Your instructions
Give all of the lines again exactly as they read.

Given data

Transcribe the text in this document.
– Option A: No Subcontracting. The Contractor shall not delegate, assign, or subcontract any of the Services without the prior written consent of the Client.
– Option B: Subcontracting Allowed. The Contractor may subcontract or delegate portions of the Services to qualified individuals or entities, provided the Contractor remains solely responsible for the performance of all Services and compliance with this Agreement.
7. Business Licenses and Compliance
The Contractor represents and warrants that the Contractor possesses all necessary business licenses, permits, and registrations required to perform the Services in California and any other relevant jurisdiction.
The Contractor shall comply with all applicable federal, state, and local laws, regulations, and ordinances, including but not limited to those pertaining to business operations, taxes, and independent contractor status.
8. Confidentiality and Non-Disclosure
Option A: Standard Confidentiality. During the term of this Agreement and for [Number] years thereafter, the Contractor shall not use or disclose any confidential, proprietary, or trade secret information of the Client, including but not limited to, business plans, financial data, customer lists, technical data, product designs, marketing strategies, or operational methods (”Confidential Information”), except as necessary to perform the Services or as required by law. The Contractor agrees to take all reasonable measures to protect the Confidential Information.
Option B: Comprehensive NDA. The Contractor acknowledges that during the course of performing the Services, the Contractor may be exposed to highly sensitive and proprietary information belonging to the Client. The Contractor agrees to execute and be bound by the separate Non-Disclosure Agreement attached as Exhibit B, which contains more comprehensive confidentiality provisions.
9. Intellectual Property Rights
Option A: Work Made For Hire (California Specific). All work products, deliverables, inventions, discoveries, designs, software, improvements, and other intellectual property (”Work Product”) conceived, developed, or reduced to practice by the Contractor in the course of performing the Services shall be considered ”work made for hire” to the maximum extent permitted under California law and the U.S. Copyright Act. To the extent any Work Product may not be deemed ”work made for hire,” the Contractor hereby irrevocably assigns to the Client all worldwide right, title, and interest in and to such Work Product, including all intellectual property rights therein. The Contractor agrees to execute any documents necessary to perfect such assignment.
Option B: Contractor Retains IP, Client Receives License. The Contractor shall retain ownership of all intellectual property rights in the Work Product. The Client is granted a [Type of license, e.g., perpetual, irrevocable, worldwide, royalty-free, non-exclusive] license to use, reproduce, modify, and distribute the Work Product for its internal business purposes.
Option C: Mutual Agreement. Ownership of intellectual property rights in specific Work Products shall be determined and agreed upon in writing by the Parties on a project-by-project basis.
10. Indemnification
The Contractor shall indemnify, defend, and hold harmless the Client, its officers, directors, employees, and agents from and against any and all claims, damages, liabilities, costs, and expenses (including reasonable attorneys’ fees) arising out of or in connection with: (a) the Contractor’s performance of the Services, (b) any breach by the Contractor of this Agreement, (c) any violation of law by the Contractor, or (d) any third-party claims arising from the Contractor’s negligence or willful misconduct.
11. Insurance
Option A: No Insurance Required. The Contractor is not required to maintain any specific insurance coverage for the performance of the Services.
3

Answer for the task
Transcribe the text in this document.
– Option A: No Subcontracting. The Contractor shall not delegate, assign, or subcontract any of the Services without the prior written consent of the Client.
– Option B: Subcontracting Allowed. The Contractor may subcontract or delegate portions of the Services to qualified individuals or entities, provided the Contractor remains solely responsible for the performance of all Services and compliance with this Agreement.
7. Business Licenses and Compliance
The Contractor represents and warrants that the Contractor possesses all necessary business licenses, permits, and registrations required to perform the Services in California and any other relevant jurisdiction.
The Contractor shall comply with all applicable federal, state, and local laws, regulations, and ordinances, including but not limited to those pertaining to business operations, taxes, and independent contractor status.
8. Confidentiality and Non-Disclosure
Option A: Standard Confidentiality. During the term of this Agreement and for [Number] years thereafter, the Contractor shall not use or disclose any confidential, proprietary, or trade secret information of the Client, including but not limited to, business plans, financial data, customer lists, technical data, product designs, marketing strategies, or operational methods (”Confidential Information”), except as necessary to perform the Services or as required by law. The Contractor agrees to take all reasonable measures to protect the Confidential Information.
Option B: Comprehensive NDA. The Contractor acknowledges that during the course of performing the Services, the Contractor may be exposed to highly sensitive and proprietary information belonging to the Client. The Contractor agrees to execute and be bound by the separate Non-Disclosure Agreement attached as Exhibit B, which contains more comprehensive confidentiality provisions.
9. Intellectual Property Rights
Option A: Work Made For Hire (California Specific). All work products, deliverables, inventions, discoveries, designs, software, improvements, and other intellectual property (”Work Product”) conceived, developed, or reduced to practice by the Contractor in the course of performing the Services shall be considered ”work made for hire” to the maximum extent permitted under California law and the U.S. Copyright Act. To the extent any Work Product may not be deemed ”work made for hire,” the Contractor hereby irrevocably assigns to the Client all worldwide right, title, and interest in and to such Work Product, including all intellectual property rights therein. The Contractor agrees to execute any documents necessary to perfect such assignment.
Option B: Contractor Retains IP, Client Receives License. The Contractor shall retain ownership of all intellectual property rights in the Work Product. The Client is granted a [Type of license, e.g., perpetual, irrevocable, worldwide, royalty-free, non-exclusive] license to use, reproduce, modify, and distribute the Work Product for its internal business purposes.
Option C: Mutual Agreement. Ownership of intellectual property rights in specific Work Products shall be determined and agreed upon in writing by the Parties on a project-by-project basis.
10. Indemnification
The Contractor shall indemnify, defend, and hold harmless the Client, its officers, directors, employees, and agents from and against any and all claims, damages, liabilities, costs, and expenses (including reasonable attorneys’ fees) arising out of or in connection with: (a) the Contractor’s performance of the Services, (b) any breach by the Contractor of this Agreement, (c) any violation of law by the Contractor, or (d) any third-party claims arising from the Contractor’s negligence or willful misconduct.
11. Insurance
Option A: No Insurance Required. The Contractor is not required to maintain any specific insurance coverage for the performance of the Services.
3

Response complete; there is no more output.